### What to do:
Copy each line that contains the word "this".

++++++

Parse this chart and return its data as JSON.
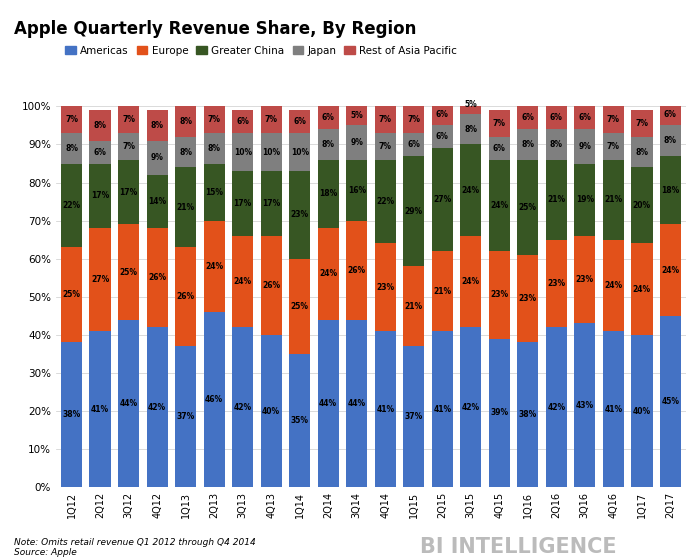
{
  "title": "Apple Quarterly Revenue Share, By Region",
  "categories": [
    "1Q12",
    "2Q12",
    "3Q12",
    "4Q12",
    "1Q13",
    "2Q13",
    "3Q13",
    "4Q13",
    "1Q14",
    "2Q14",
    "3Q14",
    "4Q14",
    "1Q15",
    "2Q15",
    "3Q15",
    "4Q15",
    "1Q16",
    "2Q16",
    "3Q16",
    "4Q16",
    "1Q17",
    "2Q17"
  ],
  "americas": [
    38,
    41,
    44,
    42,
    37,
    46,
    42,
    40,
    35,
    44,
    44,
    41,
    37,
    41,
    42,
    39,
    38,
    42,
    43,
    41,
    40,
    45
  ],
  "europe": [
    25,
    27,
    25,
    26,
    26,
    24,
    24,
    26,
    25,
    24,
    26,
    23,
    21,
    21,
    24,
    23,
    23,
    23,
    23,
    24,
    24,
    24
  ],
  "greater_china": [
    22,
    17,
    17,
    14,
    21,
    15,
    17,
    17,
    23,
    18,
    16,
    22,
    29,
    27,
    24,
    24,
    25,
    21,
    19,
    21,
    20,
    18
  ],
  "japan": [
    8,
    6,
    7,
    9,
    8,
    8,
    10,
    10,
    10,
    8,
    9,
    7,
    6,
    6,
    8,
    6,
    8,
    8,
    9,
    7,
    8,
    8
  ],
  "rest_asia": [
    7,
    8,
    7,
    8,
    8,
    7,
    6,
    7,
    6,
    6,
    5,
    7,
    7,
    6,
    5,
    7,
    6,
    6,
    6,
    7,
    7,
    6
  ],
  "colors": {
    "americas": "#4472C4",
    "europe": "#E2511A",
    "greater_china": "#375623",
    "japan": "#7F7F7F",
    "rest_asia": "#BE4B48"
  },
  "note": "Note: Omits retail revenue Q1 2012 through Q4 2014\nSource: Apple",
  "watermark": "BI INTELLIGENCE",
  "background_color": "#FFFFFF",
  "bar_width": 0.75,
  "label_fontsize": 5.5,
  "title_fontsize": 12,
  "legend_fontsize": 7.5,
  "tick_fontsize": 7,
  "ytick_fontsize": 7.5,
  "note_fontsize": 6.5,
  "watermark_fontsize": 15
}
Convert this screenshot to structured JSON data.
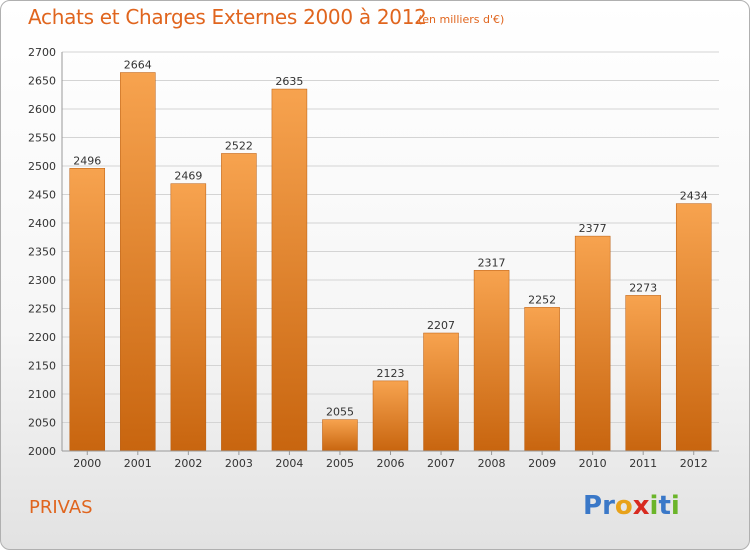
{
  "chart_data": {
    "type": "bar",
    "title": "Achats et Charges Externes 2000 à 2012",
    "subtitle": "(en milliers d'€)",
    "categories": [
      "2000",
      "2001",
      "2002",
      "2003",
      "2004",
      "2005",
      "2006",
      "2007",
      "2008",
      "2009",
      "2010",
      "2011",
      "2012"
    ],
    "values": [
      2496,
      2664,
      2469,
      2522,
      2635,
      2055,
      2123,
      2207,
      2317,
      2252,
      2377,
      2273,
      2434
    ],
    "ylim": [
      2000,
      2700
    ],
    "yticks": [
      2000,
      2050,
      2100,
      2150,
      2200,
      2250,
      2300,
      2350,
      2400,
      2450,
      2500,
      2550,
      2600,
      2650,
      2700
    ],
    "grid": true,
    "colors": {
      "bar_light": "#f7a04d",
      "bar_dark": "#c8650f",
      "text_accent": "#e0651e"
    }
  },
  "footer": {
    "city": "PRIVAS"
  },
  "logo": {
    "letters": [
      {
        "ch": "P",
        "color": "#3a78c8"
      },
      {
        "ch": "r",
        "color": "#3a78c8"
      },
      {
        "ch": "o",
        "color": "#e8a21a"
      },
      {
        "ch": "x",
        "color": "#d82a20"
      },
      {
        "ch": "i",
        "color": "#6bb52a"
      },
      {
        "ch": "t",
        "color": "#3a78c8"
      },
      {
        "ch": "i",
        "color": "#6bb52a"
      }
    ]
  }
}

++++++

### Task result:
Parse this chart and return its data as JSON.
Convert this screenshot to structured JSON data.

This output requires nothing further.